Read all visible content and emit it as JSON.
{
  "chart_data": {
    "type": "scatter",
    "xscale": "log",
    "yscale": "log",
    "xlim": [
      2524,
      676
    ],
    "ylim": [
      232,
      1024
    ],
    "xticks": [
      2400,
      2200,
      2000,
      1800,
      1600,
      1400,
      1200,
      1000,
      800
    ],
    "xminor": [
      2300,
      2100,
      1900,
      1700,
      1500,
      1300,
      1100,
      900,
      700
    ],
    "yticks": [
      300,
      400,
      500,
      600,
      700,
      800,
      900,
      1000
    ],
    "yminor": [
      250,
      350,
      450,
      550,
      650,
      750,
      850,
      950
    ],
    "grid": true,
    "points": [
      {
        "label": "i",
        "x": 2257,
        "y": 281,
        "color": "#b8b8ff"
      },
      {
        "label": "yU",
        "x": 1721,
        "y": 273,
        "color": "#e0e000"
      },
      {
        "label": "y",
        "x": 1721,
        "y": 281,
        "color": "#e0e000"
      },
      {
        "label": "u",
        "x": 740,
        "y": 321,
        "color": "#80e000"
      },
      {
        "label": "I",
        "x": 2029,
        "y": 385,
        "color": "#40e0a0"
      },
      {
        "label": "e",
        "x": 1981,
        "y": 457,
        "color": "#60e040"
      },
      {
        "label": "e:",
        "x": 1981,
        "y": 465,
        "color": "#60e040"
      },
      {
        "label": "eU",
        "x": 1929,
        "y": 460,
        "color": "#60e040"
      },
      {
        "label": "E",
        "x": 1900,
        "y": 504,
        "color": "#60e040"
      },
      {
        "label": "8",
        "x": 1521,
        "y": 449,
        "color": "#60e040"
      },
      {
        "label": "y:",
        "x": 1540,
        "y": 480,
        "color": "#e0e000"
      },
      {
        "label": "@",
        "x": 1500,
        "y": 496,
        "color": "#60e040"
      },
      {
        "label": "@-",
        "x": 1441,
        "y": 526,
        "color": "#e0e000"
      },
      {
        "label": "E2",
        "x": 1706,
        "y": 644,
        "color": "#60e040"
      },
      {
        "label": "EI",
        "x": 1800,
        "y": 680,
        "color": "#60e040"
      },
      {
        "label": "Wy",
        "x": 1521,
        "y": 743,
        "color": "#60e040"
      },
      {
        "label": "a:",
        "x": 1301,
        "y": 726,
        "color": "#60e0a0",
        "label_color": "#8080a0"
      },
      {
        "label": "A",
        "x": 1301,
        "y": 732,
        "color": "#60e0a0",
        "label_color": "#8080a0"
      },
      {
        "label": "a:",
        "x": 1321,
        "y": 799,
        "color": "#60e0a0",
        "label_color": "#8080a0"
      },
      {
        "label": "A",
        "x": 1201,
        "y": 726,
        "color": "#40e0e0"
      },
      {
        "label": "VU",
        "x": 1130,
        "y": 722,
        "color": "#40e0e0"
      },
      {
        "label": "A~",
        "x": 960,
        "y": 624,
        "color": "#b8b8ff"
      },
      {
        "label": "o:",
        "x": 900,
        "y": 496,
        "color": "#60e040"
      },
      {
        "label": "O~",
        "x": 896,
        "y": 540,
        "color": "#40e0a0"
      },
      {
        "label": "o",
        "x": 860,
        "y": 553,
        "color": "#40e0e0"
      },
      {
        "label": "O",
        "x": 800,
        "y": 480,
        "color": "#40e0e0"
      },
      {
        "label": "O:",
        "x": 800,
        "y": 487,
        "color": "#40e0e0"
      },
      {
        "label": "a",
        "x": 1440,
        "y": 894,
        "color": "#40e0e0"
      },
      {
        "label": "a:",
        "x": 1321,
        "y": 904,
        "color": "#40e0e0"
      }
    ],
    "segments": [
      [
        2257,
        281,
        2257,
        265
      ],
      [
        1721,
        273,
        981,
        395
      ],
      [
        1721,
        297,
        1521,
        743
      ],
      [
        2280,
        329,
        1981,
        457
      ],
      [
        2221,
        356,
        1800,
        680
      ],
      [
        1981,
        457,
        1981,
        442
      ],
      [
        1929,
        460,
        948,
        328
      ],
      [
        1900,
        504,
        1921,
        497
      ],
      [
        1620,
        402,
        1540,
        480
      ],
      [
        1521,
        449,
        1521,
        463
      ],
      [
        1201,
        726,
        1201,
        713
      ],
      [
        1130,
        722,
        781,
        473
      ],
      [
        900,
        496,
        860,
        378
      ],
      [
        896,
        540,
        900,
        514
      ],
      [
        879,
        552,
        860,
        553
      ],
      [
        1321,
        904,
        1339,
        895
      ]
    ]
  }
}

^^^^

TASK STATEMENT> Each line above is to be repeated exactly.

THE REPLY>
Read all visible content and emit it as JSON.
{
  "chart_data": {
    "type": "scatter",
    "xscale": "log",
    "yscale": "log",
    "xlim": [
      2524,
      676
    ],
    "ylim": [
      232,
      1024
    ],
    "xticks": [
      2400,
      2200,
      2000,
      1800,
      1600,
      1400,
      1200,
      1000,
      800
    ],
    "xminor": [
      2300,
      2100,
      1900,
      1700,
      1500,
      1300,
      1100,
      900,
      700
    ],
    "yticks": [
      300,
      400,
      500,
      600,
      700,
      800,
      900,
      1000
    ],
    "yminor": [
      250,
      350,
      450,
      550,
      650,
      750,
      850,
      950
    ],
    "grid": true,
    "points": [
      {
        "label": "i",
        "x": 2257,
        "y": 281,
        "color": "#b8b8ff"
      },
      {
        "label": "yU",
        "x": 1721,
        "y": 273,
        "color": "#e0e000"
      },
      {
        "label": "y",
        "x": 1721,
        "y": 281,
        "color": "#e0e000"
      },
      {
        "label": "u",
        "x": 740,
        "y": 321,
        "color": "#80e000"
      },
      {
        "label": "I",
        "x": 2029,
        "y": 385,
        "color": "#40e0a0"
      },
      {
        "label": "e",
        "x": 1981,
        "y": 457,
        "color": "#60e040"
      },
      {
        "label": "e:",
        "x": 1981,
        "y": 465,
        "color": "#60e040"
      },
      {
        "label": "eU",
        "x": 1929,
        "y": 460,
        "color": "#60e040"
      },
      {
        "label": "E",
        "x": 1900,
        "y": 504,
        "color": "#60e040"
      },
      {
        "label": "8",
        "x": 1521,
        "y": 449,
        "color": "#60e040"
      },
      {
        "label": "y:",
        "x": 1540,
        "y": 480,
        "color": "#e0e000"
      },
      {
        "label": "@",
        "x": 1500,
        "y": 496,
        "color": "#60e040"
      },
      {
        "label": "@-",
        "x": 1441,
        "y": 526,
        "color": "#e0e000"
      },
      {
        "label": "E2",
        "x": 1706,
        "y": 644,
        "color": "#60e040"
      },
      {
        "label": "EI",
        "x": 1800,
        "y": 680,
        "color": "#60e040"
      },
      {
        "label": "Wy",
        "x": 1521,
        "y": 743,
        "color": "#60e040"
      },
      {
        "label": "a:",
        "x": 1301,
        "y": 726,
        "color": "#60e0a0",
        "label_color": "#8080a0"
      },
      {
        "label": "A",
        "x": 1301,
        "y": 732,
        "color": "#60e0a0",
        "label_color": "#8080a0"
      },
      {
        "label": "a:",
        "x": 1321,
        "y": 799,
        "color": "#60e0a0",
        "label_color": "#8080a0"
      },
      {
        "label": "A",
        "x": 1201,
        "y": 726,
        "color": "#40e0e0"
      },
      {
        "label": "VU",
        "x": 1130,
        "y": 722,
        "color": "#40e0e0"
      },
      {
        "label": "A~",
        "x": 960,
        "y": 624,
        "color": "#b8b8ff"
      },
      {
        "label": "o:",
        "x": 900,
        "y": 496,
        "color": "#60e040"
      },
      {
        "label": "O~",
        "x": 896,
        "y": 540,
        "color": "#40e0a0"
      },
      {
        "label": "o",
        "x": 860,
        "y": 553,
        "color": "#40e0e0"
      },
      {
        "label": "O",
        "x": 800,
        "y": 480,
        "color": "#40e0e0"
      },
      {
        "label": "O:",
        "x": 800,
        "y": 487,
        "color": "#40e0e0"
      },
      {
        "label": "a",
        "x": 1440,
        "y": 894,
        "color": "#40e0e0"
      },
      {
        "label": "a:",
        "x": 1321,
        "y": 904,
        "color": "#40e0e0"
      }
    ],
    "segments": [
      [
        2257,
        281,
        2257,
        265
      ],
      [
        1721,
        273,
        981,
        395
      ],
      [
        1721,
        297,
        1521,
        743
      ],
      [
        2280,
        329,
        1981,
        457
      ],
      [
        2221,
        356,
        1800,
        680
      ],
      [
        1981,
        457,
        1981,
        442
      ],
      [
        1929,
        460,
        948,
        328
      ],
      [
        1900,
        504,
        1921,
        497
      ],
      [
        1620,
        402,
        1540,
        480
      ],
      [
        1521,
        449,
        1521,
        463
      ],
      [
        1201,
        726,
        1201,
        713
      ],
      [
        1130,
        722,
        781,
        473
      ],
      [
        900,
        496,
        860,
        378
      ],
      [
        896,
        540,
        900,
        514
      ],
      [
        879,
        552,
        860,
        553
      ],
      [
        1321,
        904,
        1339,
        895
      ]
    ]
  }
}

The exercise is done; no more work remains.